Leave out any pictures and transcribe all other data below exactly.

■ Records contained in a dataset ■
:::

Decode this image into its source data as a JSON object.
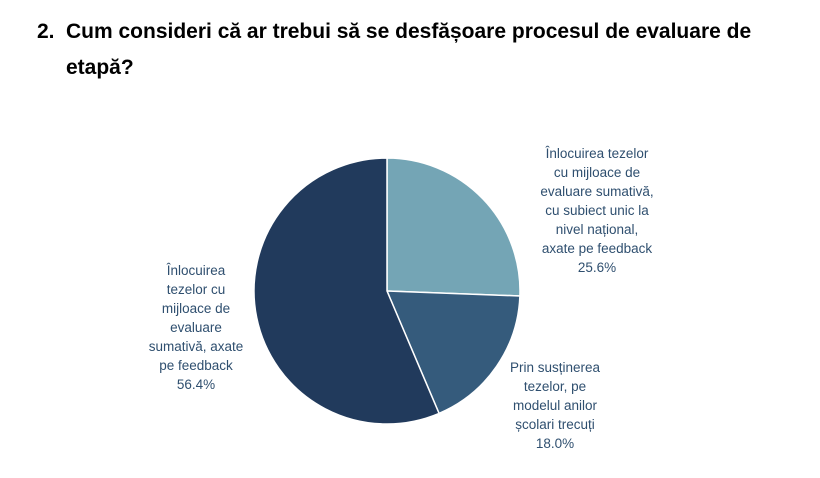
{
  "question": {
    "number": "2.",
    "line1": "Cum consideri că ar trebui să se desfășoare procesul de evaluare de",
    "line2": "etapă?"
  },
  "chart_data": {
    "type": "pie",
    "title": "",
    "slices": [
      {
        "label_lines": [
          "Înlocuirea tezelor",
          "cu mijloace de",
          "evaluare sumativă,",
          "cu subiect unic la",
          "nivel național,",
          "axate pe feedback"
        ],
        "value": 25.6,
        "value_label": "25.6%",
        "color": "#74a5b5"
      },
      {
        "label_lines": [
          "Prin susținerea",
          "tezelor, pe",
          "modelul anilor",
          "școlari trecuți"
        ],
        "value": 18.0,
        "value_label": "18.0%",
        "color": "#355b7c"
      },
      {
        "label_lines": [
          "Înlocuirea",
          "tezelor cu",
          "mijloace de",
          "evaluare",
          "sumativă, axate",
          "pe feedback"
        ],
        "value": 56.4,
        "value_label": "56.4%",
        "color": "#213a5c"
      }
    ],
    "start_angle_deg": 0,
    "direction": "clockwise",
    "legend": "none",
    "label_color": "#2f4f6f"
  }
}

:::

■ EXERCISE ANSWER ■
Decode this image into its source data as a JSON object.
{
  "question": {
    "number": "2.",
    "line1": "Cum consideri că ar trebui să se desfășoare procesul de evaluare de",
    "line2": "etapă?"
  },
  "chart_data": {
    "type": "pie",
    "title": "",
    "slices": [
      {
        "label_lines": [
          "Înlocuirea tezelor",
          "cu mijloace de",
          "evaluare sumativă,",
          "cu subiect unic la",
          "nivel național,",
          "axate pe feedback"
        ],
        "value": 25.6,
        "value_label": "25.6%",
        "color": "#74a5b5"
      },
      {
        "label_lines": [
          "Prin susținerea",
          "tezelor, pe",
          "modelul anilor",
          "școlari trecuți"
        ],
        "value": 18.0,
        "value_label": "18.0%",
        "color": "#355b7c"
      },
      {
        "label_lines": [
          "Înlocuirea",
          "tezelor cu",
          "mijloace de",
          "evaluare",
          "sumativă, axate",
          "pe feedback"
        ],
        "value": 56.4,
        "value_label": "56.4%",
        "color": "#213a5c"
      }
    ],
    "start_angle_deg": 0,
    "direction": "clockwise",
    "legend": "none",
    "label_color": "#2f4f6f"
  }
}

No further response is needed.